— START PROVIDED DATA —

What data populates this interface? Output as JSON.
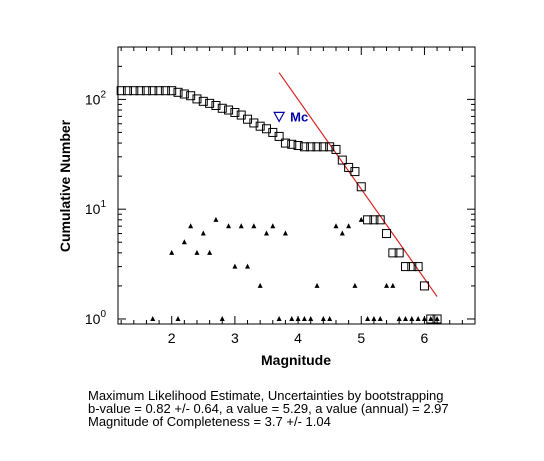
{
  "chart_data": {
    "type": "scatter",
    "xlabel": "Magnitude",
    "ylabel": "Cumulative Number",
    "xlim": [
      1.15,
      6.8
    ],
    "ylim": [
      0.9,
      300
    ],
    "y_scale": "log",
    "x_ticks": [
      2,
      3,
      4,
      5,
      6
    ],
    "x_tick_labels": [
      "2",
      "3",
      "4",
      "5",
      "6"
    ],
    "y_ticks": [
      1,
      10,
      100
    ],
    "y_tick_base": "10",
    "y_tick_exponents": [
      "0",
      "1",
      "2"
    ],
    "grid": false,
    "series": [
      {
        "marker": "square",
        "x": [
          1.2,
          1.3,
          1.4,
          1.5,
          1.6,
          1.7,
          1.8,
          1.9,
          2.0,
          2.1,
          2.2,
          2.3,
          2.4,
          2.5,
          2.6,
          2.7,
          2.8,
          2.9,
          3.0,
          3.1,
          3.2,
          3.3,
          3.4,
          3.5,
          3.6,
          3.7,
          3.8,
          3.9,
          4.0,
          4.1,
          4.2,
          4.3,
          4.4,
          4.5,
          4.6,
          4.7,
          4.8,
          4.9,
          5.0,
          5.1,
          5.2,
          5.3,
          5.4,
          5.5,
          5.6,
          5.7,
          5.8,
          5.9,
          6.0,
          6.1,
          6.2
        ],
        "y": [
          120,
          120,
          120,
          120,
          120,
          120,
          120,
          120,
          120,
          116,
          112,
          108,
          101,
          96,
          92,
          88,
          83,
          80,
          76,
          72,
          66,
          61,
          57,
          54,
          50,
          46,
          40,
          39,
          38,
          37,
          37,
          37,
          37,
          37,
          35,
          28,
          24,
          22,
          16,
          8,
          8,
          8,
          6,
          4,
          4,
          3,
          3,
          3,
          2,
          1,
          1
        ]
      },
      {
        "marker": "triangle",
        "x": [
          1.7,
          2.0,
          2.1,
          2.2,
          2.3,
          2.4,
          2.5,
          2.6,
          2.7,
          2.8,
          2.9,
          3.0,
          3.1,
          3.2,
          3.3,
          3.4,
          3.5,
          3.6,
          3.7,
          3.8,
          3.9,
          4.0,
          4.1,
          4.2,
          4.3,
          4.4,
          4.5,
          4.6,
          4.7,
          4.8,
          4.9,
          5.0,
          5.1,
          5.2,
          5.3,
          5.4,
          5.5,
          5.6,
          5.7,
          5.8,
          5.9,
          6.0,
          6.1,
          6.2
        ],
        "y": [
          1,
          4,
          1,
          5,
          7,
          4,
          6,
          4,
          8,
          1,
          7,
          3,
          7,
          3,
          7,
          2,
          6,
          7,
          1,
          6,
          1,
          1,
          1,
          1,
          2,
          1,
          1,
          7,
          6,
          7,
          2,
          8,
          1,
          1,
          1,
          2,
          2,
          1,
          1,
          1,
          1,
          1,
          1,
          1
        ]
      }
    ],
    "fit_line": {
      "color": "#dd2222",
      "x": [
        3.7,
        6.2
      ],
      "y": [
        175,
        1.6
      ]
    },
    "mc_marker": {
      "label": "Mc",
      "x": 3.7,
      "y": 70,
      "color": "#0000aa"
    }
  },
  "footer": {
    "line1": "Maximum Likelihood Estimate, Uncertainties by bootstrapping",
    "line2": "b-value = 0.82 +/- 0.64,  a value = 5.29,  a value (annual) = 2.97",
    "line3": "Magnitude of Completeness = 3.7 +/- 1.04"
  }
}
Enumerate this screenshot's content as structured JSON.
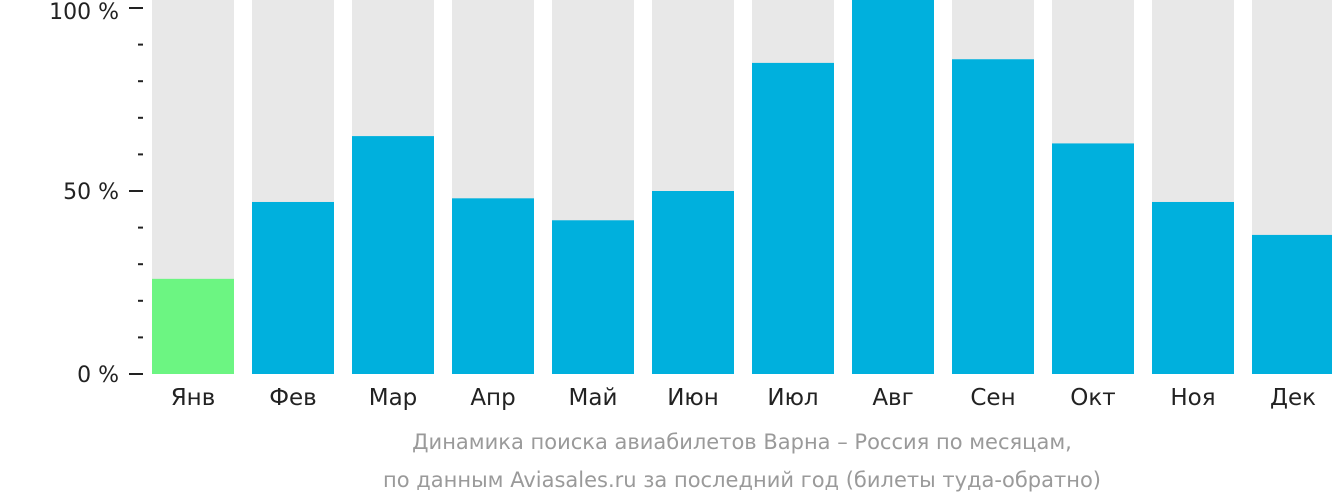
{
  "chart_data": {
    "type": "bar",
    "categories": [
      "Янв",
      "Фев",
      "Мар",
      "Апр",
      "Май",
      "Июн",
      "Июл",
      "Авг",
      "Сен",
      "Окт",
      "Ноя",
      "Дек"
    ],
    "values": [
      26,
      47,
      65,
      48,
      42,
      50,
      85,
      100,
      86,
      63,
      47,
      38
    ],
    "highlight_index": 0,
    "ylim": [
      0,
      100
    ],
    "yticks": [
      {
        "value": 0,
        "label": "0 %"
      },
      {
        "value": 50,
        "label": "50 %"
      },
      {
        "value": 100,
        "label": "100 %"
      }
    ],
    "minor_tick_step": 10,
    "colors": {
      "bar": "#00b0dd",
      "highlight": "#6cf582",
      "background_bar": "#e8e8e8",
      "axis": "#222222",
      "tick_label": "#222222",
      "caption": "#9a9a9a"
    },
    "caption": [
      "Динамика поиска авиабилетов Варна – Россия по месяцам,",
      "по данным Aviasales.ru за последний год (билеты туда-обратно)"
    ]
  }
}
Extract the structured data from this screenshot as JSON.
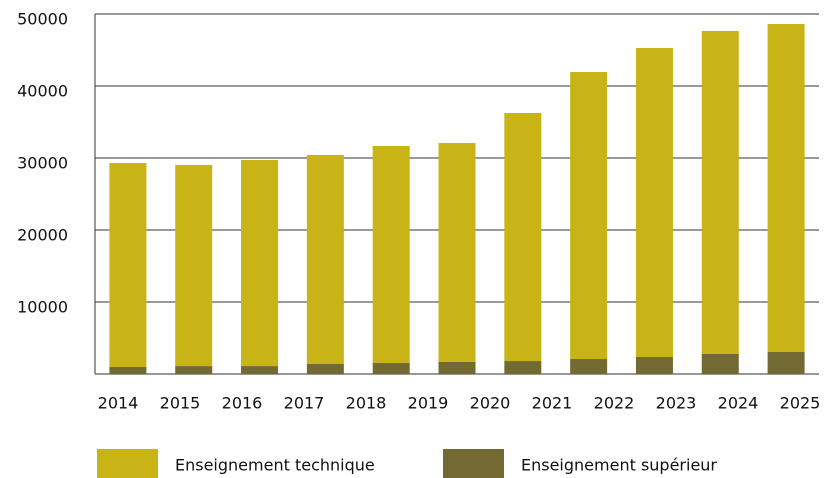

— END PROVIDED DATA —

• **EXERCISE DESCRIPTION**
Count the lines of the data that include the string "structured", and give only that number.

• **SOLUTION FOR THIS EXERCISE**
2